- **Request**:
Answer these questions using the passage below about a new teacher's first weeks of school:
1. What was the writer's most recent victory?
2. How many days of training must new teachers in the county attend in their first year?
3. According to the secretary, what should one enter after calling the system?

- **Passage to read**:
##########
Oh my wow. It is so hard to believe that it’s been nearly a month since the first day of school!! Today was the 18th time I walked to my very own classroom and flipped on the lights, wrote my learning target on my very own whiteboard, and greeted bus students during my morning duty. It was the 18th time I took morning attendance, walked my students to the cafeteria, and sipped gulped my coffee during morning announcements. 

It’s also the 18th time I’ve walked out of the building feeling like a complete and total failure. Seriously. At least twice a day I remind myself to smile just a little bigger in order to compensate for the fact that I have absolutely no.idea.what.I’m.doing. True story.

It's okay though because day by day I’m starting to feel more settled and confident in my surroundings. My most recent victory was figuring out how to schedule my own substitute. Now, I know this sounds like chump change to you "seasoned" teachers, but no so for us newbies. 

My county requires that new teachers attend 8 days of training their first year teaching, the first of which was scheduled for today. I was told about the training about two weeks ago, so I had plenty of time to schedule a substitute and figured it couldn’t be that hard, but needed a bit of guidance. So I started asking around. It went something like this: 

Day 1.

Me: Hey, how should I go about scheduling my substitute for TIP training…?
Teacher A: Just call the system. 
Me: Oh….um...ok. [Not wanting to look completely ridiculous, I pretended that I knew precisely what she was talking about and figured I’d save my question for the secretary who might be able to answer it in more detail…]

Day 2.

Me: Hey, I was just wondering what I need to do to ensure that I have a sub for next week.
Secretary: Oh you just need to call the system. 
Me: Oh. Well, how do I do that?
Secretary: You know, just call and enter you ID number and it should be simple from there. 
Me: Right. Ok. [Still completely in the dark about ‘the system’, I figured I’d spread my ignorance around … third time is the charm, right?!]

Day 3.
##########
- **Information provided**:
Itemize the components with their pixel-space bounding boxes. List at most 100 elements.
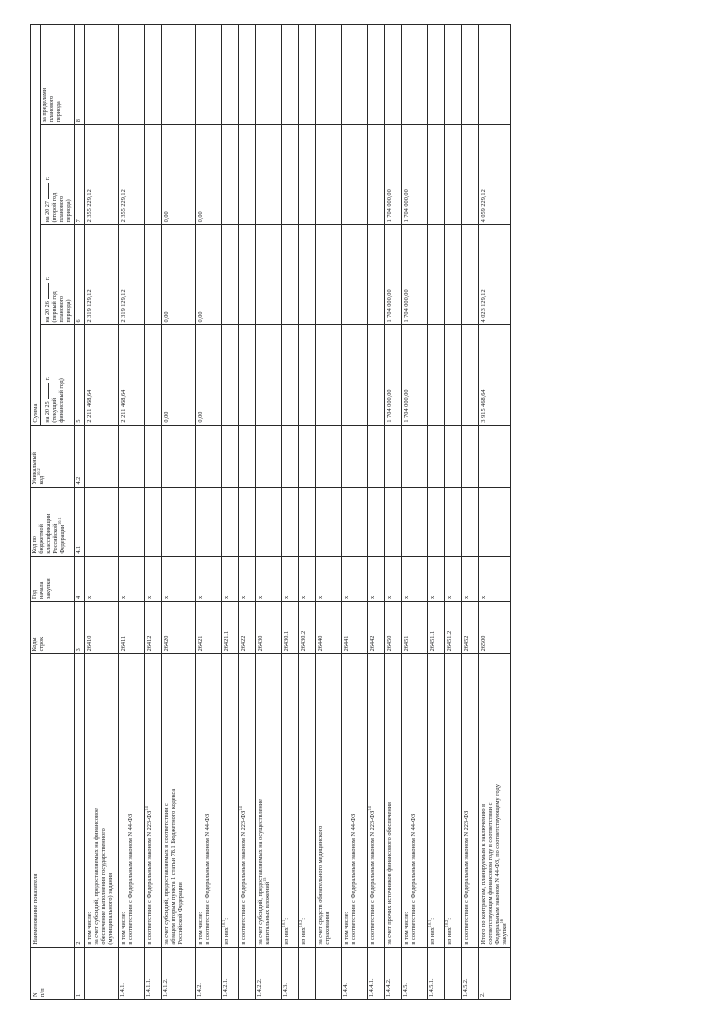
##########
- **The answer**:
1. Figuring out how to schedule their own substitute.
2. Eight days.
3. An ID number.